> **Your objective**
Say the number of lines containing the string "cargq", and say nothing else.

Provided material start

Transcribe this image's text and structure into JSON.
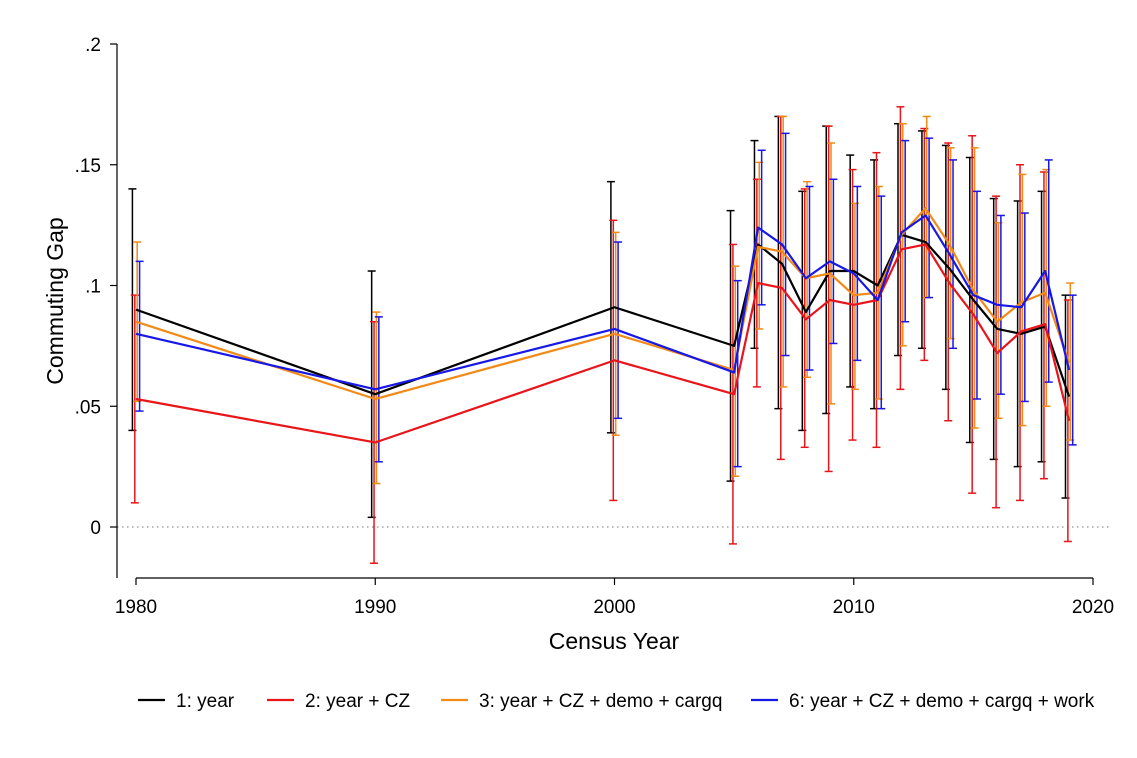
{
  "chart_data": {
    "type": "line",
    "title": "",
    "xlabel": "Census Year",
    "ylabel": "Commuting Gap",
    "xlim": [
      1980,
      2020
    ],
    "ylim": [
      -0.02,
      0.2
    ],
    "x_ticks": [
      1980,
      1990,
      2000,
      2010,
      2020
    ],
    "x_tick_labels": [
      "1980",
      "1990",
      "2000",
      "2010",
      "2020"
    ],
    "y_ticks": [
      0,
      0.05,
      0.1,
      0.15,
      0.2
    ],
    "y_tick_labels": [
      "0",
      ".05",
      ".1",
      ".15",
      ".2"
    ],
    "reference_line": {
      "y": 0,
      "style": "dotted"
    },
    "grid": false,
    "legend_position": "bottom",
    "x": [
      1980,
      1990,
      2000,
      2005,
      2006,
      2007,
      2008,
      2009,
      2010,
      2011,
      2012,
      2013,
      2014,
      2015,
      2016,
      2017,
      2018,
      2019
    ],
    "series": [
      {
        "name": "1: year",
        "color": "#000000",
        "offset": -0.15,
        "values": [
          0.09,
          0.055,
          0.091,
          0.075,
          0.117,
          0.109,
          0.089,
          0.106,
          0.106,
          0.1,
          0.121,
          0.118,
          0.107,
          0.094,
          0.082,
          0.08,
          0.083,
          0.054
        ],
        "ci_low": [
          0.04,
          0.004,
          0.039,
          0.019,
          0.074,
          0.049,
          0.04,
          0.047,
          0.058,
          0.049,
          0.071,
          0.074,
          0.057,
          0.035,
          0.028,
          0.025,
          0.027,
          0.012
        ],
        "ci_high": [
          0.14,
          0.106,
          0.143,
          0.131,
          0.16,
          0.17,
          0.139,
          0.166,
          0.154,
          0.152,
          0.167,
          0.164,
          0.158,
          0.153,
          0.136,
          0.135,
          0.139,
          0.096
        ]
      },
      {
        "name": "2: year + CZ",
        "color": "#e8151a",
        "offset": -0.05,
        "values": [
          0.053,
          0.035,
          0.069,
          0.055,
          0.101,
          0.099,
          0.086,
          0.094,
          0.092,
          0.094,
          0.115,
          0.117,
          0.101,
          0.088,
          0.072,
          0.081,
          0.084,
          0.044
        ],
        "ci_low": [
          0.01,
          -0.015,
          0.011,
          -0.007,
          0.058,
          0.028,
          0.033,
          0.023,
          0.036,
          0.033,
          0.057,
          0.069,
          0.044,
          0.014,
          0.008,
          0.011,
          0.02,
          -0.006
        ],
        "ci_high": [
          0.096,
          0.085,
          0.127,
          0.117,
          0.144,
          0.17,
          0.14,
          0.166,
          0.148,
          0.155,
          0.174,
          0.165,
          0.159,
          0.162,
          0.137,
          0.15,
          0.147,
          0.094
        ]
      },
      {
        "name": "3: year + CZ + demo + cargq",
        "color": "#f28a17",
        "offset": 0.05,
        "values": [
          0.085,
          0.053,
          0.08,
          0.065,
          0.116,
          0.114,
          0.103,
          0.105,
          0.096,
          0.097,
          0.121,
          0.132,
          0.117,
          0.098,
          0.085,
          0.093,
          0.097,
          0.068
        ],
        "ci_low": [
          0.052,
          0.018,
          0.038,
          0.021,
          0.082,
          0.058,
          0.062,
          0.051,
          0.057,
          0.053,
          0.075,
          0.095,
          0.078,
          0.041,
          0.045,
          0.042,
          0.05,
          0.036
        ],
        "ci_high": [
          0.118,
          0.089,
          0.122,
          0.108,
          0.151,
          0.17,
          0.143,
          0.159,
          0.134,
          0.141,
          0.167,
          0.17,
          0.157,
          0.157,
          0.126,
          0.146,
          0.148,
          0.101
        ]
      },
      {
        "name": "6: year + CZ + demo + cargq + work",
        "color": "#1717e6",
        "offset": 0.15,
        "values": [
          0.08,
          0.057,
          0.082,
          0.064,
          0.124,
          0.117,
          0.103,
          0.11,
          0.105,
          0.094,
          0.122,
          0.129,
          0.113,
          0.096,
          0.092,
          0.091,
          0.106,
          0.065
        ],
        "ci_low": [
          0.048,
          0.027,
          0.045,
          0.025,
          0.092,
          0.071,
          0.065,
          0.076,
          0.069,
          0.049,
          0.085,
          0.095,
          0.074,
          0.053,
          0.055,
          0.052,
          0.06,
          0.034
        ],
        "ci_high": [
          0.11,
          0.087,
          0.118,
          0.102,
          0.156,
          0.163,
          0.141,
          0.144,
          0.141,
          0.137,
          0.16,
          0.161,
          0.152,
          0.139,
          0.129,
          0.13,
          0.152,
          0.096
        ]
      }
    ]
  }
}
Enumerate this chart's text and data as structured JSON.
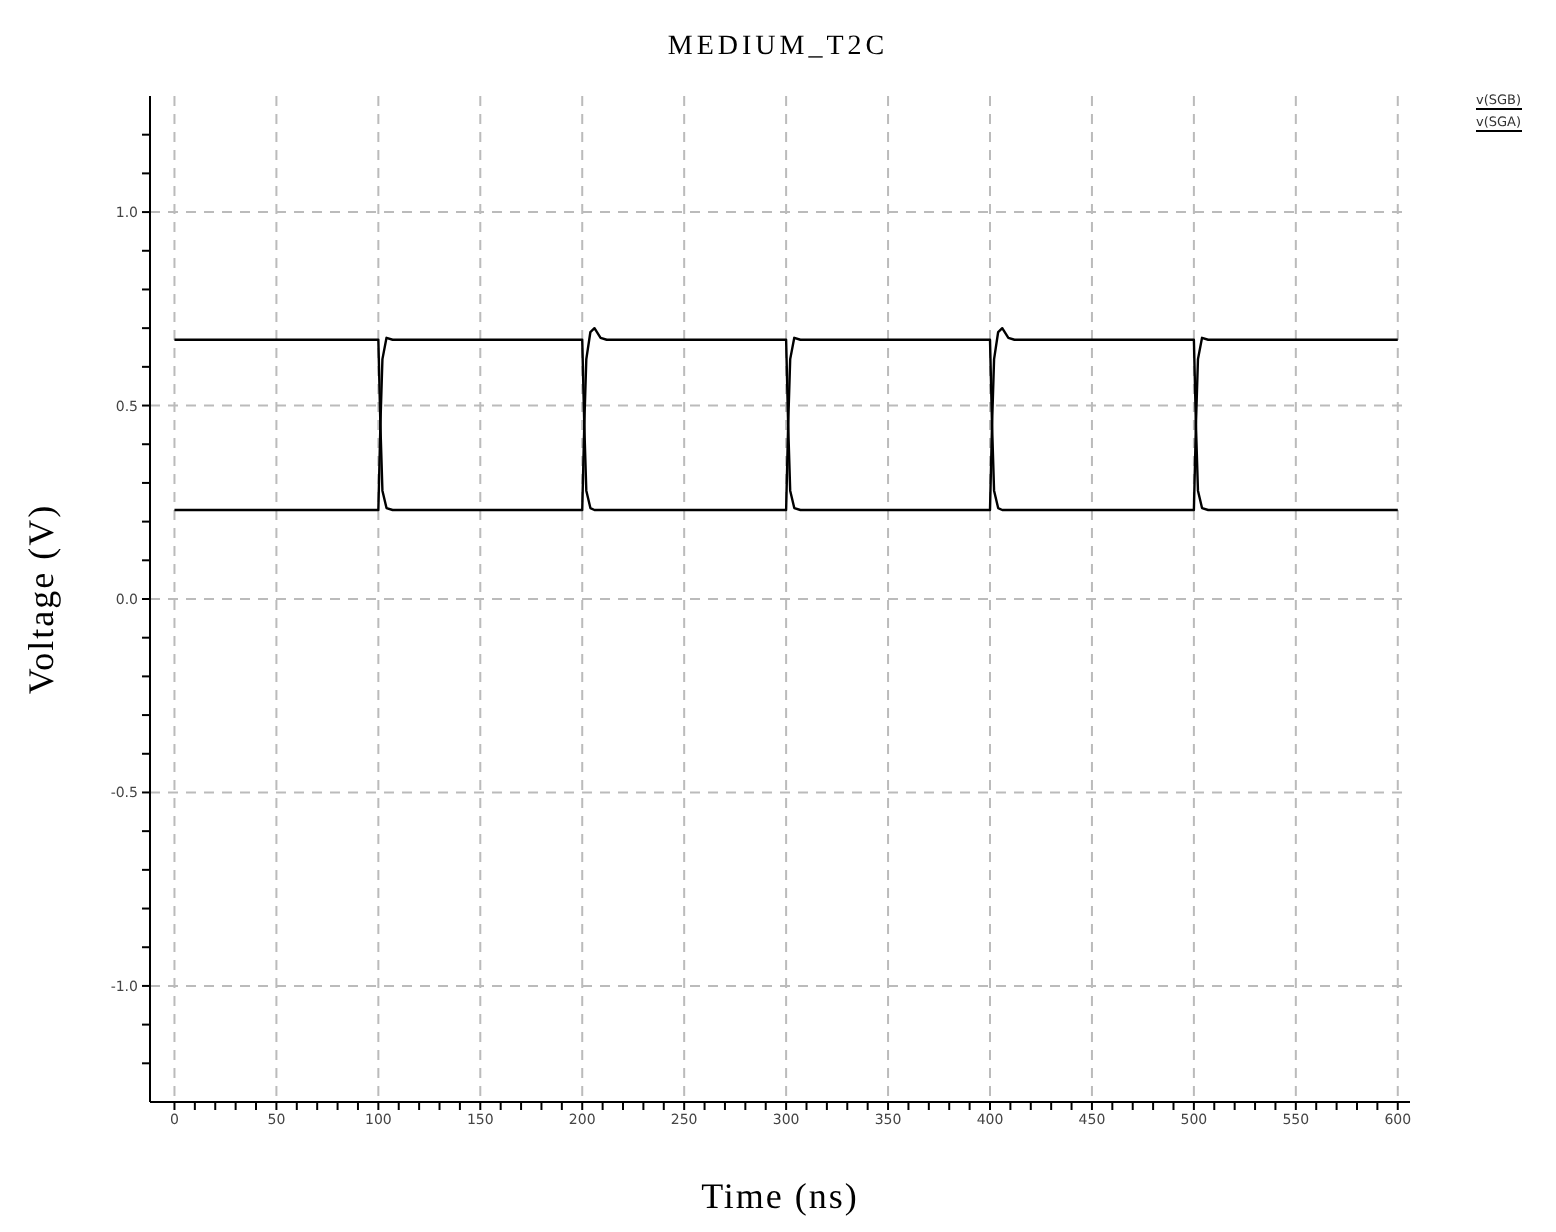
{
  "chart_data": {
    "type": "line",
    "title": "MEDIUM_T2C",
    "xlabel": "Time (ns)",
    "ylabel": "Voltage (V)",
    "xlim": [
      -12,
      606
    ],
    "ylim": [
      -1.3,
      1.3
    ],
    "xticks": [
      0,
      {
        "value": 10,
        "label": null
      },
      {
        "value": 20,
        "label": null
      },
      {
        "value": 30,
        "label": null
      },
      {
        "value": 40,
        "label": null
      },
      50,
      {
        "value": 60,
        "label": null
      },
      {
        "value": 70,
        "label": null
      },
      {
        "value": 80,
        "label": null
      },
      {
        "value": 90,
        "label": null
      },
      100,
      {
        "value": 110,
        "label": null
      },
      {
        "value": 120,
        "label": null
      },
      {
        "value": 130,
        "label": null
      },
      {
        "value": 140,
        "label": null
      },
      150,
      {
        "value": 160,
        "label": null
      },
      {
        "value": 170,
        "label": null
      },
      {
        "value": 180,
        "label": null
      },
      {
        "value": 190,
        "label": null
      },
      200,
      {
        "value": 210,
        "label": null
      },
      {
        "value": 220,
        "label": null
      },
      {
        "value": 230,
        "label": null
      },
      {
        "value": 240,
        "label": null
      },
      250,
      {
        "value": 260,
        "label": null
      },
      {
        "value": 270,
        "label": null
      },
      {
        "value": 280,
        "label": null
      },
      {
        "value": 290,
        "label": null
      },
      300,
      {
        "value": 310,
        "label": null
      },
      {
        "value": 320,
        "label": null
      },
      {
        "value": 330,
        "label": null
      },
      {
        "value": 340,
        "label": null
      },
      350,
      {
        "value": 360,
        "label": null
      },
      {
        "value": 370,
        "label": null
      },
      {
        "value": 380,
        "label": null
      },
      {
        "value": 390,
        "label": null
      },
      400,
      {
        "value": 410,
        "label": null
      },
      {
        "value": 420,
        "label": null
      },
      {
        "value": 430,
        "label": null
      },
      {
        "value": 440,
        "label": null
      },
      450,
      {
        "value": 460,
        "label": null
      },
      {
        "value": 470,
        "label": null
      },
      {
        "value": 480,
        "label": null
      },
      {
        "value": 490,
        "label": null
      },
      500,
      {
        "value": 510,
        "label": null
      },
      {
        "value": 520,
        "label": null
      },
      {
        "value": 530,
        "label": null
      },
      {
        "value": 540,
        "label": null
      },
      550,
      {
        "value": 560,
        "label": null
      },
      {
        "value": 570,
        "label": null
      },
      {
        "value": 580,
        "label": null
      },
      {
        "value": 590,
        "label": null
      },
      600
    ],
    "yticks": [
      {
        "value": -1.2,
        "label": null
      },
      {
        "value": -1.1,
        "label": null
      },
      {
        "value": -1,
        "label": "-1.0"
      },
      {
        "value": -0.9,
        "label": null
      },
      {
        "value": -0.8,
        "label": null
      },
      {
        "value": -0.7,
        "label": null
      },
      {
        "value": -0.6,
        "label": null
      },
      -0.5,
      {
        "value": -0.4,
        "label": null
      },
      {
        "value": -0.3,
        "label": null
      },
      {
        "value": -0.2,
        "label": null
      },
      {
        "value": -0.1,
        "label": null
      },
      {
        "value": 0,
        "label": "0.0"
      },
      {
        "value": 0.1,
        "label": null
      },
      {
        "value": 0.2,
        "label": null
      },
      {
        "value": 0.3,
        "label": null
      },
      {
        "value": 0.4,
        "label": null
      },
      0.5,
      {
        "value": 0.6,
        "label": null
      },
      {
        "value": 0.7,
        "label": null
      },
      {
        "value": 0.8,
        "label": null
      },
      {
        "value": 0.9,
        "label": null
      },
      {
        "value": 1,
        "label": "1.0"
      },
      {
        "value": 1.1,
        "label": null
      },
      {
        "value": 1.2,
        "label": null
      }
    ],
    "grid": true,
    "legend": "top right",
    "line_style": "solid",
    "marker": "none",
    "series": [
      {
        "name": "v(SGB)",
        "color": "#000000",
        "x": [
          0,
          100,
          101,
          102,
          104,
          107,
          200,
          201,
          202,
          204,
          206,
          209,
          212,
          300,
          301,
          302,
          304,
          307,
          400,
          401,
          402,
          404,
          406,
          409,
          412,
          500,
          501,
          502,
          504,
          507,
          600
        ],
        "values": [
          0.23,
          0.23,
          0.45,
          0.62,
          0.675,
          0.67,
          0.67,
          0.45,
          0.28,
          0.235,
          0.23,
          0.23,
          0.23,
          0.23,
          0.45,
          0.62,
          0.675,
          0.67,
          0.67,
          0.45,
          0.28,
          0.235,
          0.23,
          0.23,
          0.23,
          0.23,
          0.45,
          0.62,
          0.675,
          0.67,
          0.67
        ]
      },
      {
        "name": "v(SGA)",
        "color": "#000000",
        "x": [
          0,
          100,
          101,
          102,
          104,
          107,
          200,
          201,
          202,
          204,
          206,
          209,
          212,
          300,
          301,
          302,
          304,
          307,
          400,
          401,
          402,
          404,
          406,
          409,
          412,
          500,
          501,
          502,
          504,
          507,
          600
        ],
        "values": [
          0.67,
          0.67,
          0.45,
          0.28,
          0.235,
          0.23,
          0.23,
          0.45,
          0.62,
          0.69,
          0.7,
          0.675,
          0.67,
          0.67,
          0.45,
          0.28,
          0.235,
          0.23,
          0.23,
          0.45,
          0.62,
          0.69,
          0.7,
          0.675,
          0.67,
          0.67,
          0.45,
          0.28,
          0.235,
          0.23,
          0.23
        ]
      }
    ]
  }
}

Provided material end

> **Answer for the task**
2